→ **What to work on**
Below is a block of records; repeat all of them exactly.
•••
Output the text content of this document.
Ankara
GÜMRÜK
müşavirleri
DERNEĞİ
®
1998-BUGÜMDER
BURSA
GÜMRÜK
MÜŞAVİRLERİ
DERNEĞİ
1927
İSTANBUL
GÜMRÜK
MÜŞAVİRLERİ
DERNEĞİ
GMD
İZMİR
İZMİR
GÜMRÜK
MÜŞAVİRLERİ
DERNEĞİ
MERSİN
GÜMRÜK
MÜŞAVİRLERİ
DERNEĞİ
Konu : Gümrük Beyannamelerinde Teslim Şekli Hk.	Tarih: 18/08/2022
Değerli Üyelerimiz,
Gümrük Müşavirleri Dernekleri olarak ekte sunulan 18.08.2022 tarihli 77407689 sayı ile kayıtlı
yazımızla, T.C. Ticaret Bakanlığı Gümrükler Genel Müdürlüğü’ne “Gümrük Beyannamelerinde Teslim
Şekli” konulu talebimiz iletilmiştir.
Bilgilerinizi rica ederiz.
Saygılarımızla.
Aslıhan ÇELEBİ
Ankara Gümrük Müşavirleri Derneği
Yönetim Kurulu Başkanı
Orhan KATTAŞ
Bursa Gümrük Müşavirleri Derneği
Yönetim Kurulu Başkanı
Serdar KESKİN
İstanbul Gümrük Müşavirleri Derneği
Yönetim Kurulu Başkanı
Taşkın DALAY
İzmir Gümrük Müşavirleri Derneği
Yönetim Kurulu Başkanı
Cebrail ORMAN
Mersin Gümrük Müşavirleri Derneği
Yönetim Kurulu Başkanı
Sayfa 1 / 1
•••
→ **Answer for this exercise**
Output the text content of this document.
Ankara
GÜMRÜK
müşavirleri
DERNEĞİ
®
1998-BUGÜMDER
BURSA
GÜMRÜK
MÜŞAVİRLERİ
DERNEĞİ
1927
İSTANBUL
GÜMRÜK
MÜŞAVİRLERİ
DERNEĞİ
GMD
İZMİR
İZMİR
GÜMRÜK
MÜŞAVİRLERİ
DERNEĞİ
MERSİN
GÜMRÜK
MÜŞAVİRLERİ
DERNEĞİ
Konu : Gümrük Beyannamelerinde Teslim Şekli Hk.	Tarih: 18/08/2022
Değerli Üyelerimiz,
Gümrük Müşavirleri Dernekleri olarak ekte sunulan 18.08.2022 tarihli 77407689 sayı ile kayıtlı
yazımızla, T.C. Ticaret Bakanlığı Gümrükler Genel Müdürlüğü’ne “Gümrük Beyannamelerinde Teslim
Şekli” konulu talebimiz iletilmiştir.
Bilgilerinizi rica ederiz.
Saygılarımızla.
Aslıhan ÇELEBİ
Ankara Gümrük Müşavirleri Derneği
Yönetim Kurulu Başkanı
Orhan KATTAŞ
Bursa Gümrük Müşavirleri Derneği
Yönetim Kurulu Başkanı
Serdar KESKİN
İstanbul Gümrük Müşavirleri Derneği
Yönetim Kurulu Başkanı
Taşkın DALAY
İzmir Gümrük Müşavirleri Derneği
Yönetim Kurulu Başkanı
Cebrail ORMAN
Mersin Gümrük Müşavirleri Derneği
Yönetim Kurulu Başkanı
Sayfa 1 / 1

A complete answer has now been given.